#### PROVIDED RECORDS ####

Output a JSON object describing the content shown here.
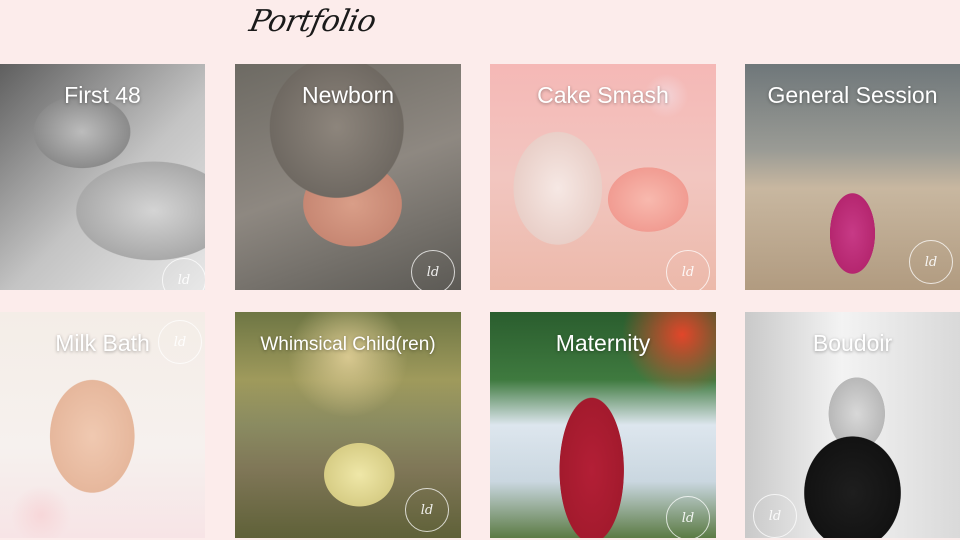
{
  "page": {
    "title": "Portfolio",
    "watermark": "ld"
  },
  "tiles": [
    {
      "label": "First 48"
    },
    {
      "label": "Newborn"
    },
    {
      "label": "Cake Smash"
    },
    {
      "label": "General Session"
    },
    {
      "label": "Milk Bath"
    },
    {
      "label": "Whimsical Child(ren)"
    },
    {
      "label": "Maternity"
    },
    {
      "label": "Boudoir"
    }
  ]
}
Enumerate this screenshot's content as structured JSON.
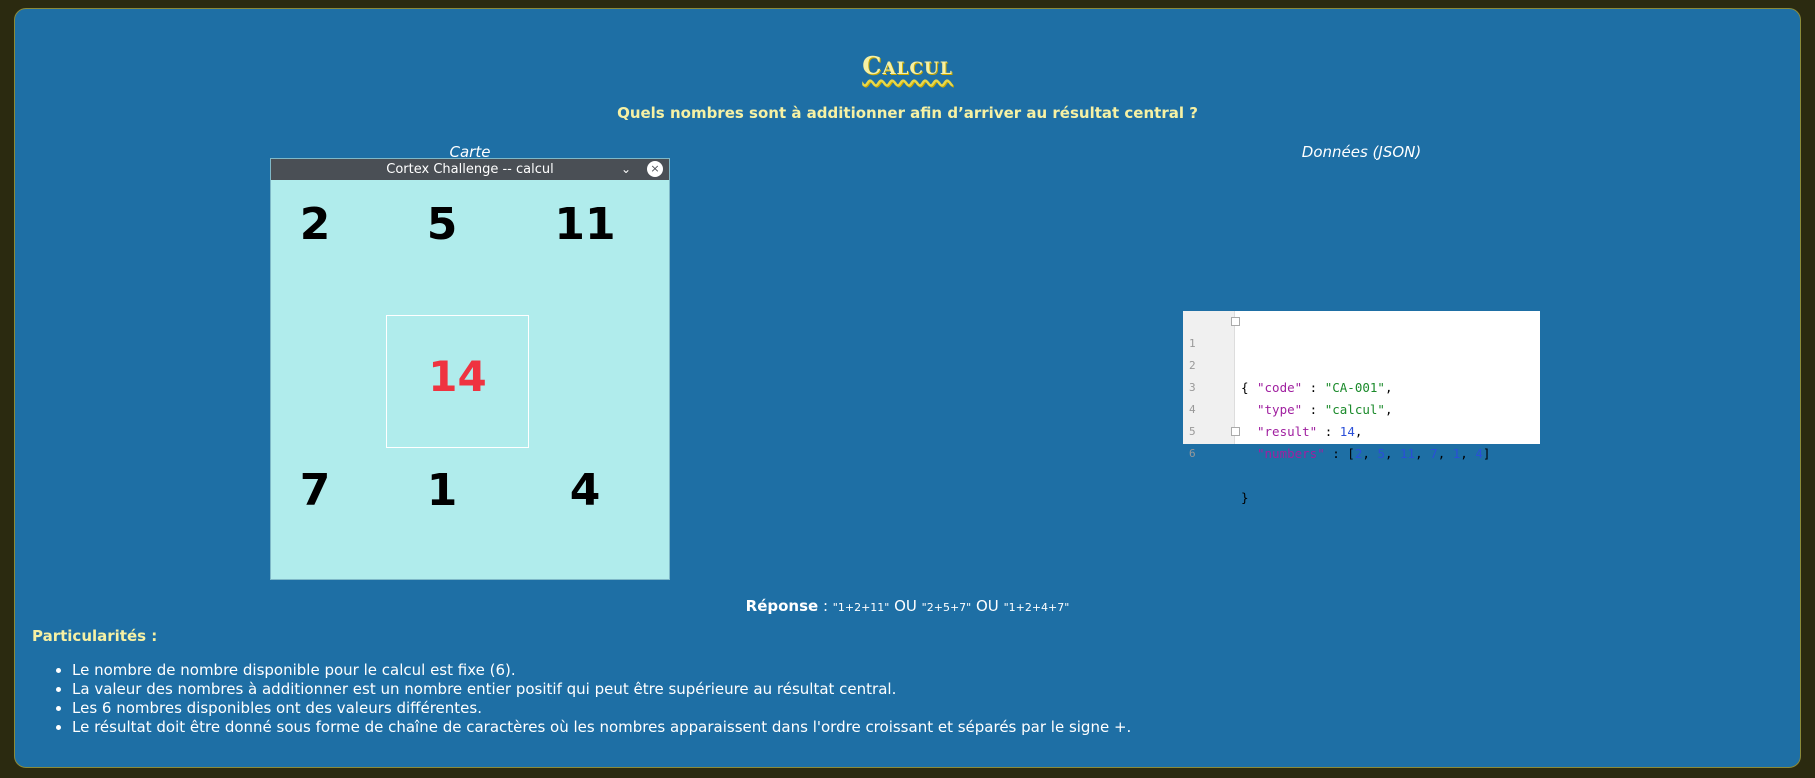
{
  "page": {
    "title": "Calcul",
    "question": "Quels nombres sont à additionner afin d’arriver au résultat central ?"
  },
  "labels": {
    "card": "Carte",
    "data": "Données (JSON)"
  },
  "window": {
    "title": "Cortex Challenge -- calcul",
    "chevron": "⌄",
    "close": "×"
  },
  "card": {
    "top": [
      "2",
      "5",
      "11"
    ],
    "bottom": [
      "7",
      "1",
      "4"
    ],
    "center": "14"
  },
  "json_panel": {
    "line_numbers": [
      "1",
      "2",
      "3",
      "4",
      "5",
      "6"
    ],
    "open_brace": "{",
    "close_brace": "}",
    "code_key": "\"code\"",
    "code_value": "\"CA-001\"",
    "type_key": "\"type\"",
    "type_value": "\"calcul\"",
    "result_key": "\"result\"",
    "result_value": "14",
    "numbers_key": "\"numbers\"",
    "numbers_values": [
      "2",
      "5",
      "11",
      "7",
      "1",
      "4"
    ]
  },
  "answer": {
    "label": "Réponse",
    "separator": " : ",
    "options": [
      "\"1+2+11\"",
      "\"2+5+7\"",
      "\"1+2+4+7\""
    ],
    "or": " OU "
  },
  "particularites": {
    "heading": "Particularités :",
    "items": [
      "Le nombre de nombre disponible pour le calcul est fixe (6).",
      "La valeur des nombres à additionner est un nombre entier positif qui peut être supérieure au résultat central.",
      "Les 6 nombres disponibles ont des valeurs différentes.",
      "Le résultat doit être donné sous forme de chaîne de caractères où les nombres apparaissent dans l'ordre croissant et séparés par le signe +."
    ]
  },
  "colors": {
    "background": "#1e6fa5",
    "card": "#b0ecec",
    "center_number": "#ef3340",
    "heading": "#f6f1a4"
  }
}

####

INSTRUCTION:
Repeat the records above exactly, leaving out the pictures.

RESPONSE TO THE TASK:
Output a JSON object describing the content shown here.
{
  "page": {
    "title": "Portfolio",
    "watermark": "ld"
  },
  "tiles": [
    {
      "label": "First 48"
    },
    {
      "label": "Newborn"
    },
    {
      "label": "Cake Smash"
    },
    {
      "label": "General Session"
    },
    {
      "label": "Milk Bath"
    },
    {
      "label": "Whimsical Child(ren)"
    },
    {
      "label": "Maternity"
    },
    {
      "label": "Boudoir"
    }
  ]
}
Enumerate this screenshot's content as structured JSON.
{
  "page": {
    "title": "Calcul",
    "question": "Quels nombres sont à additionner afin d’arriver au résultat central ?"
  },
  "labels": {
    "card": "Carte",
    "data": "Données (JSON)"
  },
  "window": {
    "title": "Cortex Challenge -- calcul",
    "chevron": "⌄",
    "close": "×"
  },
  "card": {
    "top": [
      "2",
      "5",
      "11"
    ],
    "bottom": [
      "7",
      "1",
      "4"
    ],
    "center": "14"
  },
  "json_panel": {
    "line_numbers": [
      "1",
      "2",
      "3",
      "4",
      "5",
      "6"
    ],
    "open_brace": "{",
    "close_brace": "}",
    "code_key": "\"code\"",
    "code_value": "\"CA-001\"",
    "type_key": "\"type\"",
    "type_value": "\"calcul\"",
    "result_key": "\"result\"",
    "result_value": "14",
    "numbers_key": "\"numbers\"",
    "numbers_values": [
      "2",
      "5",
      "11",
      "7",
      "1",
      "4"
    ]
  },
  "answer": {
    "label": "Réponse",
    "separator": " : ",
    "options": [
      "\"1+2+11\"",
      "\"2+5+7\"",
      "\"1+2+4+7\""
    ],
    "or": " OU "
  },
  "particularites": {
    "heading": "Particularités :",
    "items": [
      "Le nombre de nombre disponible pour le calcul est fixe (6).",
      "La valeur des nombres à additionner est un nombre entier positif qui peut être supérieure au résultat central.",
      "Les 6 nombres disponibles ont des valeurs différentes.",
      "Le résultat doit être donné sous forme de chaîne de caractères où les nombres apparaissent dans l'ordre croissant et séparés par le signe +."
    ]
  },
  "colors": {
    "background": "#1e6fa5",
    "card": "#b0ecec",
    "center_number": "#ef3340",
    "heading": "#f6f1a4"
  }
}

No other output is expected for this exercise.